--- start DATASET ENTRIES ---

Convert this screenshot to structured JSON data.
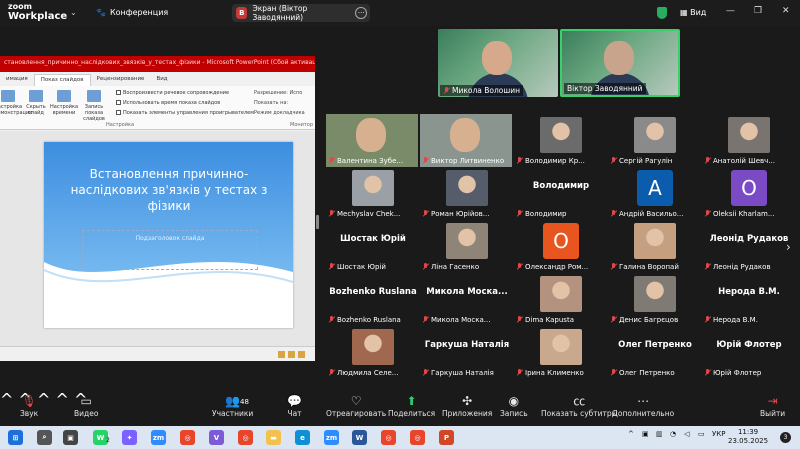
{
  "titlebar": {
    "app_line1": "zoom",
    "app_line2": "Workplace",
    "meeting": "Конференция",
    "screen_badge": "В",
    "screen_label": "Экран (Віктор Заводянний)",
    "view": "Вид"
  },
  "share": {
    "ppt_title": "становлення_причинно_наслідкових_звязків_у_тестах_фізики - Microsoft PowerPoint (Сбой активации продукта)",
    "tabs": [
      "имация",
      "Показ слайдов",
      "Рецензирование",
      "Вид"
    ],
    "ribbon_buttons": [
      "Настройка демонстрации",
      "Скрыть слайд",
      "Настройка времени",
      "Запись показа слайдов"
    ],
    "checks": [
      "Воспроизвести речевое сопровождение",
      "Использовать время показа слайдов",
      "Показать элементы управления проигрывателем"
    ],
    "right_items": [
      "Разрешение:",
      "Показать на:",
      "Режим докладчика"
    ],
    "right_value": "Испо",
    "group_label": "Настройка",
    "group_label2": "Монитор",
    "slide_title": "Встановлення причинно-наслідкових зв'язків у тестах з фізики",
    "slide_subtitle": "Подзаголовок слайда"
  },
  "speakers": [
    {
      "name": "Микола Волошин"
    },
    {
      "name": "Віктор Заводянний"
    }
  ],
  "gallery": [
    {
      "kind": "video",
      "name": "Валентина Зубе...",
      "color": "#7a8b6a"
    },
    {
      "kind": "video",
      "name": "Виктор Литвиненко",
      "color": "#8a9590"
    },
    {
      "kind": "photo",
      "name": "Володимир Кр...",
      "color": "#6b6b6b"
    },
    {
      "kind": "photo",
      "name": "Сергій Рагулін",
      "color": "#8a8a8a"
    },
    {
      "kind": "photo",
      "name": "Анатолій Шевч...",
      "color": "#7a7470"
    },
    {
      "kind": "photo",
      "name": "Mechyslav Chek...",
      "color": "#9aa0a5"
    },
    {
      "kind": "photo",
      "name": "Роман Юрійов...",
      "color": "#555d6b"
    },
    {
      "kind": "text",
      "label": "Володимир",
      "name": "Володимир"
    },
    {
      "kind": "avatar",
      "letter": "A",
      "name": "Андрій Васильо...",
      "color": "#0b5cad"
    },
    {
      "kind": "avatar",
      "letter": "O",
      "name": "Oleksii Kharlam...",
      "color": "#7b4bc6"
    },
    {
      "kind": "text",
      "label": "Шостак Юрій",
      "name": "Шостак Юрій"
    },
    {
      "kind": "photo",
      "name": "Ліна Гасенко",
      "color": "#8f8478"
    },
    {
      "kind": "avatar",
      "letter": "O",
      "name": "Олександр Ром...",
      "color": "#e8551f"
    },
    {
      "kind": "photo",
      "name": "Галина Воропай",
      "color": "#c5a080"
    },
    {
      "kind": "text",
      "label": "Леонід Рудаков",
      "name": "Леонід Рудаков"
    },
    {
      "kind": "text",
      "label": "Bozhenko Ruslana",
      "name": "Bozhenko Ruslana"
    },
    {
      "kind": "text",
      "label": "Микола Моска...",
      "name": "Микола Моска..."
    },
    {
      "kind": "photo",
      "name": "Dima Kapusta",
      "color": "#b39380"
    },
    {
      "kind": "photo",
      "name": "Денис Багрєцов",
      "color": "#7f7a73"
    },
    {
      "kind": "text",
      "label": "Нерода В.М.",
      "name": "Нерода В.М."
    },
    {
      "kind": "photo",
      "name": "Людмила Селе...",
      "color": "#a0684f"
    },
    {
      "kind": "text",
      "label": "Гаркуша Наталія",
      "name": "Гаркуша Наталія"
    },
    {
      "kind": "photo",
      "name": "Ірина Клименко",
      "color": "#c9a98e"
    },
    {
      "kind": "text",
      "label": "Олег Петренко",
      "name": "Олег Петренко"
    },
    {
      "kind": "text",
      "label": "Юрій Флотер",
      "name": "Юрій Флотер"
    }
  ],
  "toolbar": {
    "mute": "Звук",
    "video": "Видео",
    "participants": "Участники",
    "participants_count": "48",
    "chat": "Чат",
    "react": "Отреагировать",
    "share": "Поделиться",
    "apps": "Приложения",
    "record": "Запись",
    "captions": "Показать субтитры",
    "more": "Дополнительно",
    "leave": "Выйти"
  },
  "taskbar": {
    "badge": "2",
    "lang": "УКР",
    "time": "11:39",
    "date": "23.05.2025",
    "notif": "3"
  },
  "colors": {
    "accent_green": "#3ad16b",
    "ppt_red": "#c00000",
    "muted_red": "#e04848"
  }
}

--- end DATASET ENTRIES ---

__EXERCISE INSTRUCTIONS__: Show the lines where the word "Наталія" appears in the entries.

__WORKED ANSWER__:
      "label": "Гаркуша Наталія",
      "name": "Гаркуша Наталія"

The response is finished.